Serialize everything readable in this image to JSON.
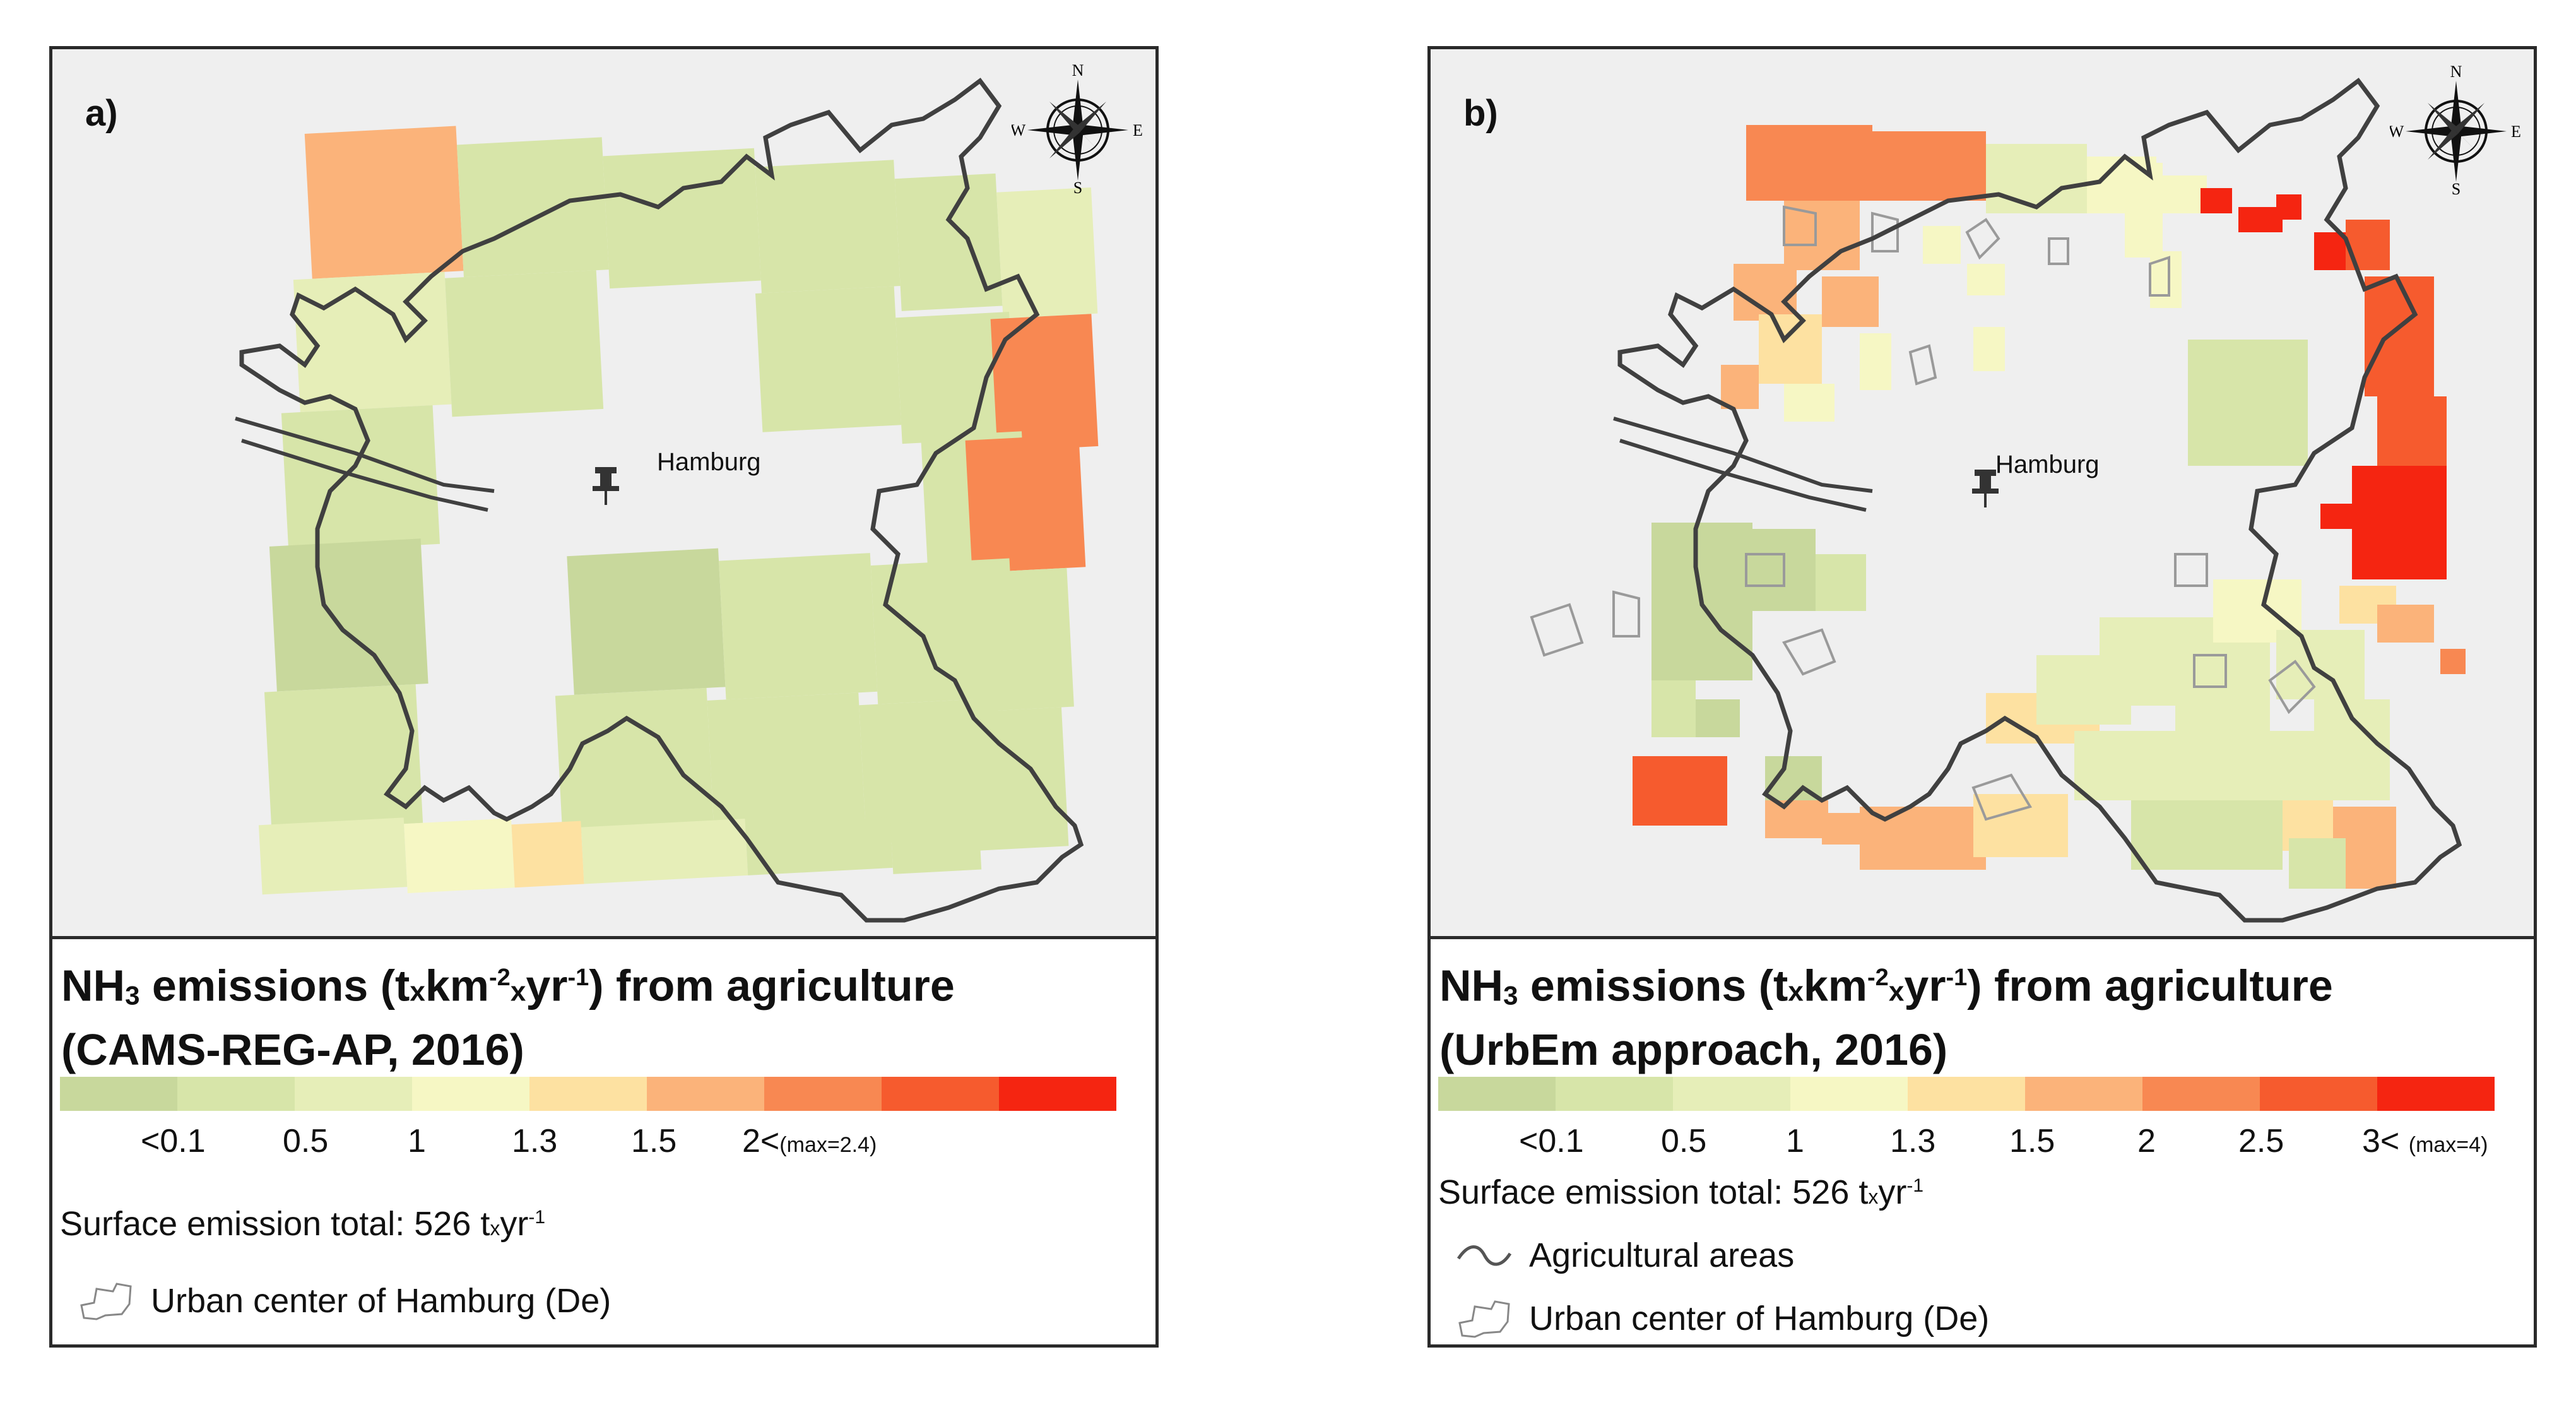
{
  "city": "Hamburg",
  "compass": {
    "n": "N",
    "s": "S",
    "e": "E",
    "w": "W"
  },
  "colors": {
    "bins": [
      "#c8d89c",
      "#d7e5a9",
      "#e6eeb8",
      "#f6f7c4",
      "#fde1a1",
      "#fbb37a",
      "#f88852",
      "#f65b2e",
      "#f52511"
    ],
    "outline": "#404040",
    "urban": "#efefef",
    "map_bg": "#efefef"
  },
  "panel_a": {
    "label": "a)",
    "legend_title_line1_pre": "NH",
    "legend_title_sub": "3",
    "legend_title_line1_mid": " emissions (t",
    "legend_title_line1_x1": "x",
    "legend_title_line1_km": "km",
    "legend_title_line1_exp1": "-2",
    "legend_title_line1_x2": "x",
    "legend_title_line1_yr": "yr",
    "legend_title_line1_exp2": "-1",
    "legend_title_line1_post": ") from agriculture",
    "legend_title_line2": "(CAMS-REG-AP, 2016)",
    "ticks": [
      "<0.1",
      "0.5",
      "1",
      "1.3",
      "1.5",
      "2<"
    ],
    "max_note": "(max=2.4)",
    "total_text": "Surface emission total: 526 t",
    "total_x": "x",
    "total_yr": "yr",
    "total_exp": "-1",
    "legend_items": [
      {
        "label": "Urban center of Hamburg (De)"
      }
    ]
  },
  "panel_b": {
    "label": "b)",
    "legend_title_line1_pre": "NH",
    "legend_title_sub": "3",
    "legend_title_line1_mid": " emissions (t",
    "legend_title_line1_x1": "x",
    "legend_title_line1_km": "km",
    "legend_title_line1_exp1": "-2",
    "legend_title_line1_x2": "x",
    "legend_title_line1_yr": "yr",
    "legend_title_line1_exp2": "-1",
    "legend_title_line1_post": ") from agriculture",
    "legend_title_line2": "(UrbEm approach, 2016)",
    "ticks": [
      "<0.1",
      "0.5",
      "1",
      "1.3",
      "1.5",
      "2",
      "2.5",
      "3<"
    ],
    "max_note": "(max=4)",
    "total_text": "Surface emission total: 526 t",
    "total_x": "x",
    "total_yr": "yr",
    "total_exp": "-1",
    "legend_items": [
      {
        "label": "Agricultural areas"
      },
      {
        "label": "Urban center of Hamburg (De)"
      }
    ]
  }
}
* * *
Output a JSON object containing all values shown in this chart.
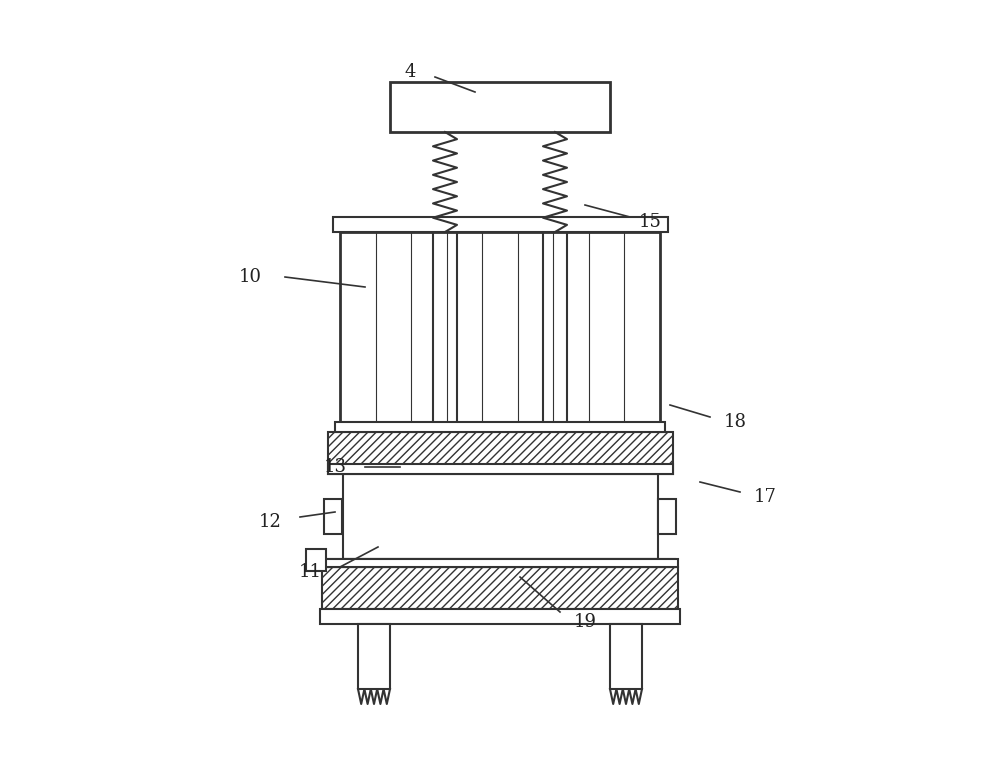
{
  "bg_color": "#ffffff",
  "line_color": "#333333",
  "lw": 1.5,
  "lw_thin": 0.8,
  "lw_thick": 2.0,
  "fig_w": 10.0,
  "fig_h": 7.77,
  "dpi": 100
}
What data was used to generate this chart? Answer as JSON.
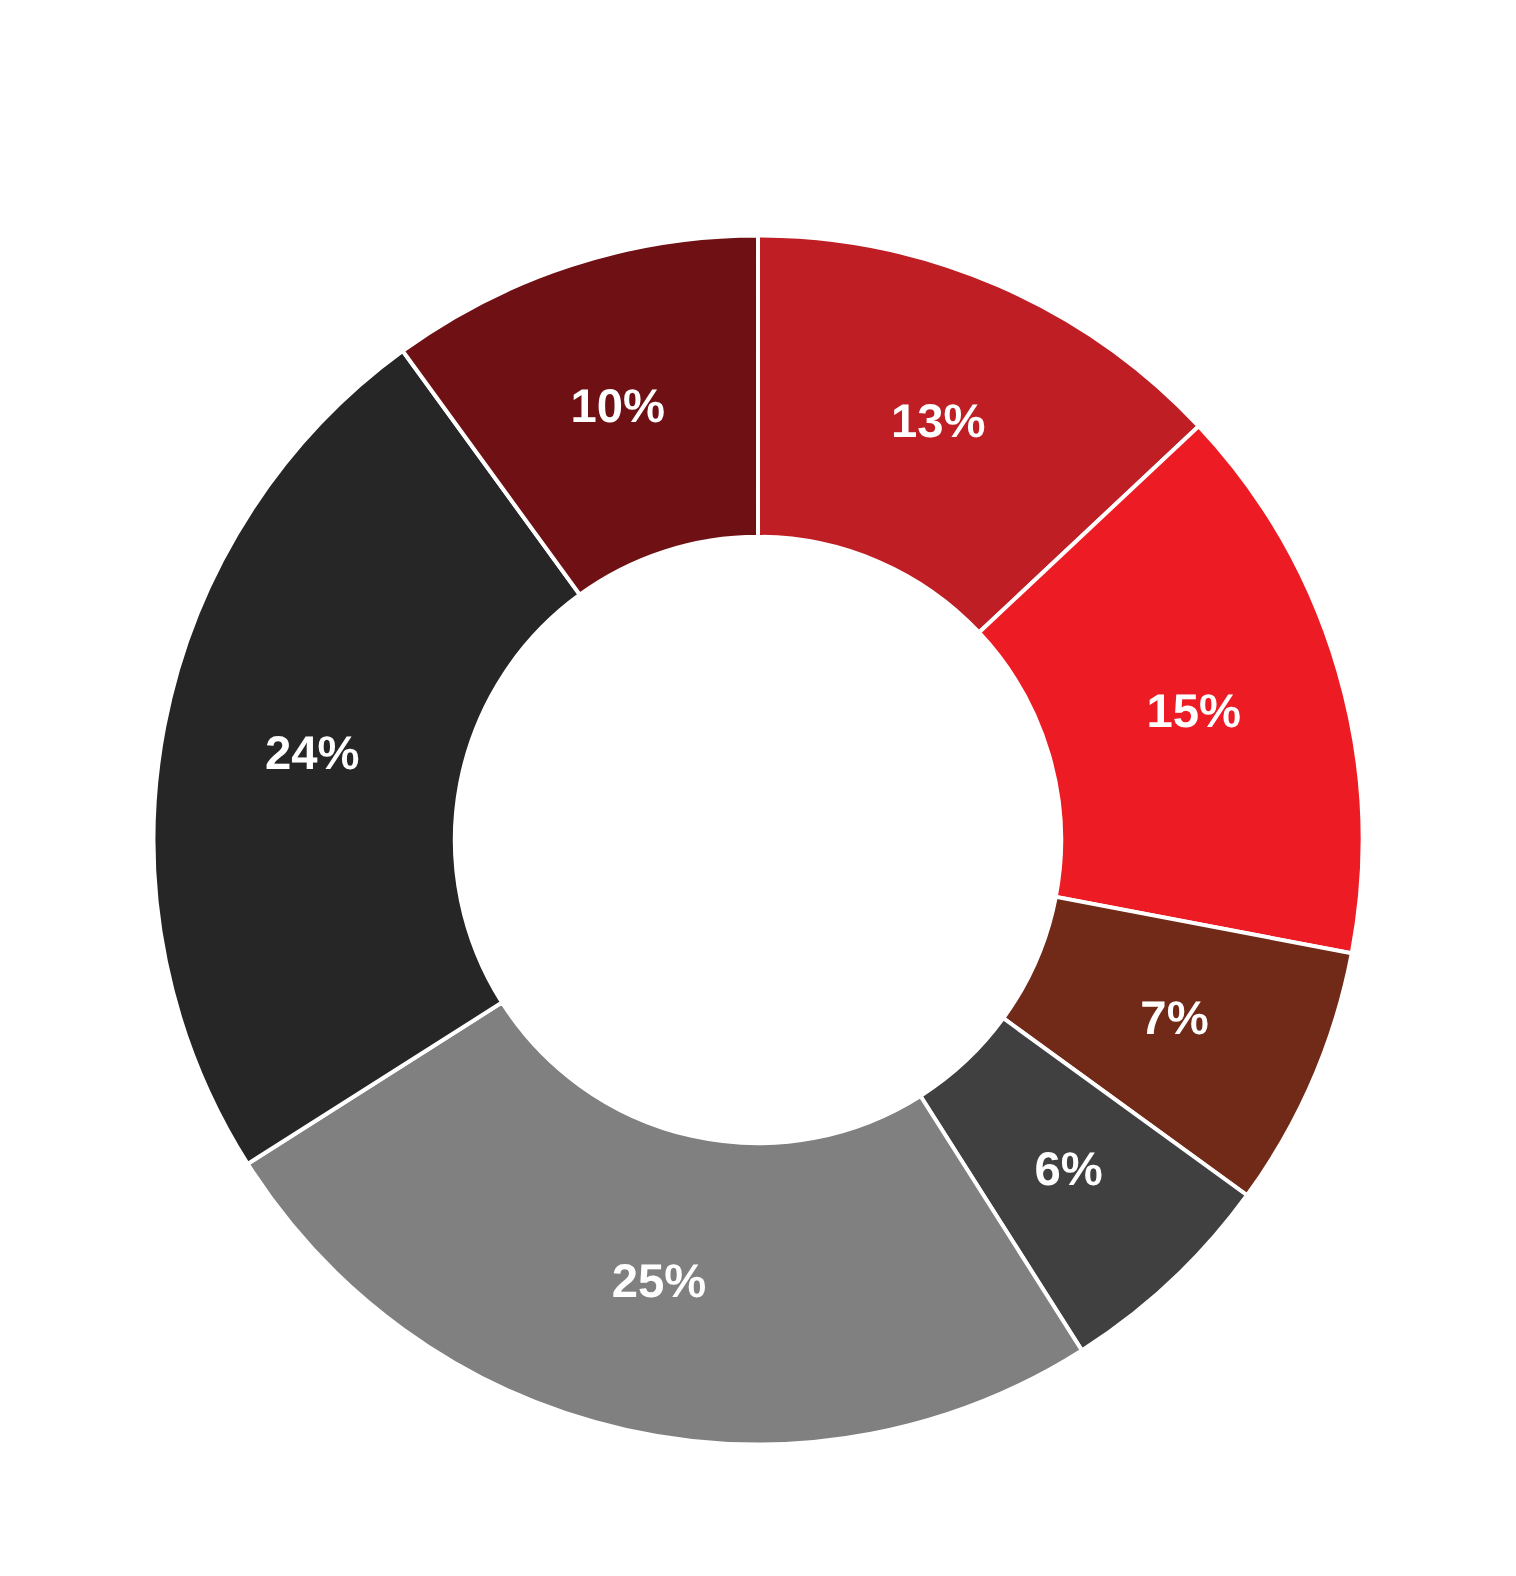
==
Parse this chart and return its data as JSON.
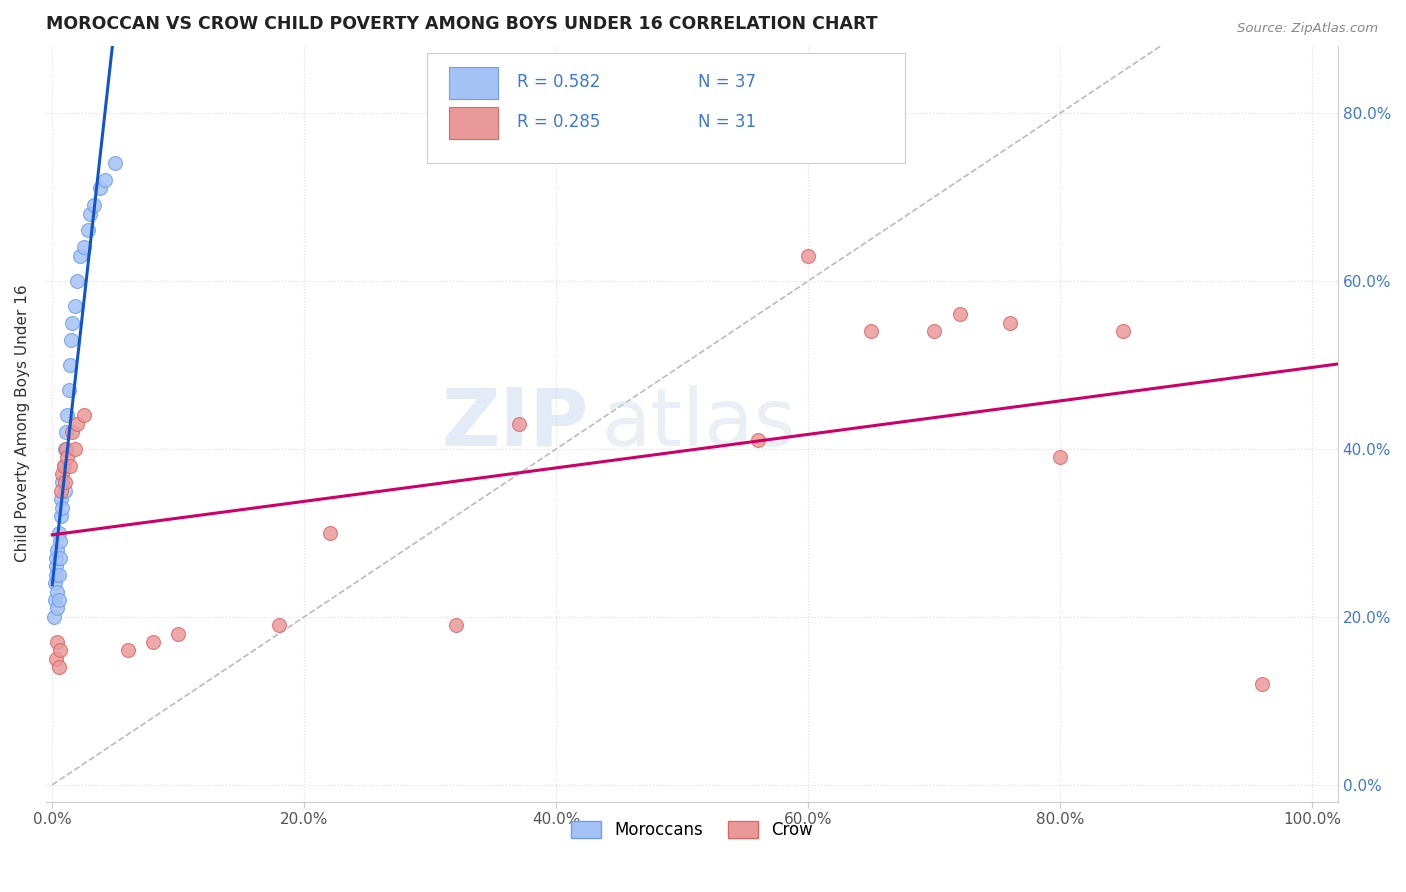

**Your objective:** Scan the entries above for the word "data" and collect each line holding it.

**Written solution:**
What data was used to generate this chart? Answer as JSON.
Parse this chart and return its data as JSON.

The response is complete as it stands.